=== Data section ===
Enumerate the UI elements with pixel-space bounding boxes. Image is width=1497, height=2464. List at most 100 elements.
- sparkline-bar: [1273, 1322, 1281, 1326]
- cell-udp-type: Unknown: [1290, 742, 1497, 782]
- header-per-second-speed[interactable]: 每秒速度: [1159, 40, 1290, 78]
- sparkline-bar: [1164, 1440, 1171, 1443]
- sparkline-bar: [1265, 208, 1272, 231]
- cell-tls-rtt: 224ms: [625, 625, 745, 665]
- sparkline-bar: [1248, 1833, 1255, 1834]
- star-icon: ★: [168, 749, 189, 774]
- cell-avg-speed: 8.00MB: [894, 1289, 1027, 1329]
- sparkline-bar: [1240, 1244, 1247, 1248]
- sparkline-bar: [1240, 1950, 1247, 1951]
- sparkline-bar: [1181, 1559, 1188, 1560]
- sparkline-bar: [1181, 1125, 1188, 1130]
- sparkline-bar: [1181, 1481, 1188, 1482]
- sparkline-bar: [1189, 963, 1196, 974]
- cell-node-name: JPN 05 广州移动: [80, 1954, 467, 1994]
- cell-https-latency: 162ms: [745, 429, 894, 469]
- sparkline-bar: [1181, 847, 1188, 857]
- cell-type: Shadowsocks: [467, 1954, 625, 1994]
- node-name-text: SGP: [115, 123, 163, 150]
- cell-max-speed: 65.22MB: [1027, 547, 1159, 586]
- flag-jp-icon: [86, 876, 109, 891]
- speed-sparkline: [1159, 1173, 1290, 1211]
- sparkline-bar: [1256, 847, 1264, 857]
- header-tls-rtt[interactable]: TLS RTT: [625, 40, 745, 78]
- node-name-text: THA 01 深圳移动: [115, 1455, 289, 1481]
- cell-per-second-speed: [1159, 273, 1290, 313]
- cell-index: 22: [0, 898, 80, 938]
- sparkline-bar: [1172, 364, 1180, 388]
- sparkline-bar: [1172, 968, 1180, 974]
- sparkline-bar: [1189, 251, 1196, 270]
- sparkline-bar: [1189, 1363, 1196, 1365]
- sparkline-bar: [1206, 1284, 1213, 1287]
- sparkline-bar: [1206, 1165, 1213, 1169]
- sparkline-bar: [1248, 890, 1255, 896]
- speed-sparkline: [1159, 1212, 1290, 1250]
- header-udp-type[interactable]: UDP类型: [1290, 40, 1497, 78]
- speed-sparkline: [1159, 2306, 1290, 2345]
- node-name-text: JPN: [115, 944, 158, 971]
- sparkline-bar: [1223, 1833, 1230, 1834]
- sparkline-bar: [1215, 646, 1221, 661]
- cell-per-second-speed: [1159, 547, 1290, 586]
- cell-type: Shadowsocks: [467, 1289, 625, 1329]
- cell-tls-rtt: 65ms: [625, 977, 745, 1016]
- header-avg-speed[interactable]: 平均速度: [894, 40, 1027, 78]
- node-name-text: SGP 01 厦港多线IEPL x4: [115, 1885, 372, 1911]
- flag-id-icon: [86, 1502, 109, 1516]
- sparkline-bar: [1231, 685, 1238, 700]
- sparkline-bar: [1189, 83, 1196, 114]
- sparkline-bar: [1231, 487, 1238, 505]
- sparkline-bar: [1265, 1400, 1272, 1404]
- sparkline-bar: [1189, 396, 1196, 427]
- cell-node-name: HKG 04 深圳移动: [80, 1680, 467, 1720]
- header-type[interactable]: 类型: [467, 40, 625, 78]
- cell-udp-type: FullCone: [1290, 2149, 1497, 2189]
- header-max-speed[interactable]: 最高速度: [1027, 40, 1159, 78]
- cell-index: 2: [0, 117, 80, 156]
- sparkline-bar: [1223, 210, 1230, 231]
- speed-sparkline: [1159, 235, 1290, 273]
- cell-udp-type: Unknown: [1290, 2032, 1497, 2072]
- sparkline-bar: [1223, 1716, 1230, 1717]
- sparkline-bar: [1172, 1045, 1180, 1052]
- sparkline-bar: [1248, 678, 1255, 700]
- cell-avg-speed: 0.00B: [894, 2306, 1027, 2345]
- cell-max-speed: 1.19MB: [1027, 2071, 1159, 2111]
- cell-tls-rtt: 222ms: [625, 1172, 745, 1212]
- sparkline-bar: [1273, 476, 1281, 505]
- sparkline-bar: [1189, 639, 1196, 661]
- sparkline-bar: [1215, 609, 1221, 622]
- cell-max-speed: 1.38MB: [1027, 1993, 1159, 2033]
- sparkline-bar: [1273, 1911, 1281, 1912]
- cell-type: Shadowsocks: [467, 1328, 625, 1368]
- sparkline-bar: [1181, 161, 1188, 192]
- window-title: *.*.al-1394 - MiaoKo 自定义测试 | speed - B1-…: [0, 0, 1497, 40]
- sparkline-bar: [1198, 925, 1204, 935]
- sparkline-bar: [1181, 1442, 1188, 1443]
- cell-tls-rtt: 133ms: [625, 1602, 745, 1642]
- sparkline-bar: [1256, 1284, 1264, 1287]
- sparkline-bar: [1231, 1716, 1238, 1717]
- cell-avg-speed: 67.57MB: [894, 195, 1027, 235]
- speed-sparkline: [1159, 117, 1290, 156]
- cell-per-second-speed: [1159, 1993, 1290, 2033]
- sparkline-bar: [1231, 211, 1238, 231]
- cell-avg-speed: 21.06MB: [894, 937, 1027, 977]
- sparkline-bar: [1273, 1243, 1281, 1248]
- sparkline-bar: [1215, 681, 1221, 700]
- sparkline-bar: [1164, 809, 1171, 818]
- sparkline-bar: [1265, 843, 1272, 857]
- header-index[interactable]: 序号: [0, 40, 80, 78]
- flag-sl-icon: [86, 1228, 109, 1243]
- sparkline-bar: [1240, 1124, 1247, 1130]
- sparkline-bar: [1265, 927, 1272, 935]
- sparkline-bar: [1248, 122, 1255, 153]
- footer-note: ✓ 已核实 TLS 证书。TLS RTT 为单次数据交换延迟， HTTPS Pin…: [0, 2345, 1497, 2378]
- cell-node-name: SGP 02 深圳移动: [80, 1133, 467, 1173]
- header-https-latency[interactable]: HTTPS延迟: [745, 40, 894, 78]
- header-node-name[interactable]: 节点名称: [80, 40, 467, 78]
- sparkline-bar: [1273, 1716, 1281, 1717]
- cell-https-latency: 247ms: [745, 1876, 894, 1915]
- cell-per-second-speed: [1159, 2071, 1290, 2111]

--

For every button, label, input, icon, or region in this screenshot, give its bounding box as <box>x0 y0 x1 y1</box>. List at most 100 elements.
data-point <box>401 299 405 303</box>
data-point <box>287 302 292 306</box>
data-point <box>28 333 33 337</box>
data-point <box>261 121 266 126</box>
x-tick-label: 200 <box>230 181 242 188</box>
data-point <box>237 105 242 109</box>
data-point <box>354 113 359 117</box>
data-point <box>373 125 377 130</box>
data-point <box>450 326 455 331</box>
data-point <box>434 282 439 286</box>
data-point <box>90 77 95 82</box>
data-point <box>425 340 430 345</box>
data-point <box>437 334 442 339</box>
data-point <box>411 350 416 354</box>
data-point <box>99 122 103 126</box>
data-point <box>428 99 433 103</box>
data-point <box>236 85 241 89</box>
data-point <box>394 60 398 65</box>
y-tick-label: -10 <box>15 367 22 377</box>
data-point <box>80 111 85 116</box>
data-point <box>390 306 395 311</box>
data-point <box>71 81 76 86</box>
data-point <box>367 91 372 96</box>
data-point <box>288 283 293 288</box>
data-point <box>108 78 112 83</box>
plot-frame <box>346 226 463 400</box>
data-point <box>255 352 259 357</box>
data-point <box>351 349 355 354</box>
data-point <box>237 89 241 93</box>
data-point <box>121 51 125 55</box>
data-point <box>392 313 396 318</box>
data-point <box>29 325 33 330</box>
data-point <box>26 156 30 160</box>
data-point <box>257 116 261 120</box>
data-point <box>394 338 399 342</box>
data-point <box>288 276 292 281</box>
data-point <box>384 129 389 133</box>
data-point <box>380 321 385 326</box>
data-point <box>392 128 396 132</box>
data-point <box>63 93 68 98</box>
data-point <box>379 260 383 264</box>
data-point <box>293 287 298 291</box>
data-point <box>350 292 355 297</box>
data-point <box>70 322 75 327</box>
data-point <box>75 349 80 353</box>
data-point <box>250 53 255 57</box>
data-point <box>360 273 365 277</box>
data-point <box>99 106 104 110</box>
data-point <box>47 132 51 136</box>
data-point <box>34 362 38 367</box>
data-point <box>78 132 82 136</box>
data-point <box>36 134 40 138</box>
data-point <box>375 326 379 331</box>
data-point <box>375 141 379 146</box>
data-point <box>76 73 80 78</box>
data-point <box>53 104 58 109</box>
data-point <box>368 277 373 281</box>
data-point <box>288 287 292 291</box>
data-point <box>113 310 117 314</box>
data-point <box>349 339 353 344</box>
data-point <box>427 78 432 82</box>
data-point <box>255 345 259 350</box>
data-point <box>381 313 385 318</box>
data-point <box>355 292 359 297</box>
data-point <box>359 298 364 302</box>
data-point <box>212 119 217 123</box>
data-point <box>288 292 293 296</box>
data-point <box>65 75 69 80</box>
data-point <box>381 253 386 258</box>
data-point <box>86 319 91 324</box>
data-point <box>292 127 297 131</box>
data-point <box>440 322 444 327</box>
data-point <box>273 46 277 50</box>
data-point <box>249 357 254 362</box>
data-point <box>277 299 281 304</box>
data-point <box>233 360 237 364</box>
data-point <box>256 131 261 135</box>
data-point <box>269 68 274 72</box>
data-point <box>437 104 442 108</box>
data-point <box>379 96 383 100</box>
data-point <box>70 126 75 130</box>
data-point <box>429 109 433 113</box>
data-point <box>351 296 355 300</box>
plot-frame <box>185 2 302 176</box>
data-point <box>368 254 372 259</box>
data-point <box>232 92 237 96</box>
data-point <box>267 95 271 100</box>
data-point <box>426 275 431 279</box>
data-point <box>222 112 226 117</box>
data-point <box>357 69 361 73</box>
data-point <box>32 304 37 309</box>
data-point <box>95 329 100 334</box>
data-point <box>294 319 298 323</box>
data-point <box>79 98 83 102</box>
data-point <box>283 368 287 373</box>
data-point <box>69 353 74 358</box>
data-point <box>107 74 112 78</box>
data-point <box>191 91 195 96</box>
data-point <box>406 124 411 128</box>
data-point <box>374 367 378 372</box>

=== Exercise brief ===
Copy the items from the line containing "Enumerate the UI" through the line containing "- speed-sparkline: [1159, 1212, 1290, 1250]", both of those lines included, word for word.

=== Result of the task ===
Enumerate the UI elements with pixel-space bounding boxes. Image is width=1497, height=2464. List at most 100 elements.
- sparkline-bar: [1273, 1322, 1281, 1326]
- cell-udp-type: Unknown: [1290, 742, 1497, 782]
- header-per-second-speed[interactable]: 每秒速度: [1159, 40, 1290, 78]
- sparkline-bar: [1164, 1440, 1171, 1443]
- sparkline-bar: [1265, 208, 1272, 231]
- cell-tls-rtt: 224ms: [625, 625, 745, 665]
- sparkline-bar: [1248, 1833, 1255, 1834]
- star-icon: ★: [168, 749, 189, 774]
- cell-avg-speed: 8.00MB: [894, 1289, 1027, 1329]
- sparkline-bar: [1240, 1244, 1247, 1248]
- sparkline-bar: [1240, 1950, 1247, 1951]
- sparkline-bar: [1181, 1559, 1188, 1560]
- sparkline-bar: [1181, 1125, 1188, 1130]
- sparkline-bar: [1181, 1481, 1188, 1482]
- sparkline-bar: [1189, 963, 1196, 974]
- cell-node-name: JPN 05 广州移动: [80, 1954, 467, 1994]
- cell-https-latency: 162ms: [745, 429, 894, 469]
- sparkline-bar: [1181, 847, 1188, 857]
- cell-type: Shadowsocks: [467, 1954, 625, 1994]
- node-name-text: SGP: [115, 123, 163, 150]
- cell-max-speed: 65.22MB: [1027, 547, 1159, 586]
- flag-jp-icon: [86, 876, 109, 891]
- speed-sparkline: [1159, 1173, 1290, 1211]
- sparkline-bar: [1256, 847, 1264, 857]
- header-tls-rtt[interactable]: TLS RTT: [625, 40, 745, 78]
- node-name-text: THA 01 深圳移动: [115, 1455, 289, 1481]
- cell-per-second-speed: [1159, 273, 1290, 313]
- cell-index: 22: [0, 898, 80, 938]
- sparkline-bar: [1172, 364, 1180, 388]
- sparkline-bar: [1172, 968, 1180, 974]
- sparkline-bar: [1189, 251, 1196, 270]
- sparkline-bar: [1189, 1363, 1196, 1365]
- sparkline-bar: [1206, 1284, 1213, 1287]
- sparkline-bar: [1206, 1165, 1213, 1169]
- sparkline-bar: [1248, 890, 1255, 896]
- speed-sparkline: [1159, 1212, 1290, 1250]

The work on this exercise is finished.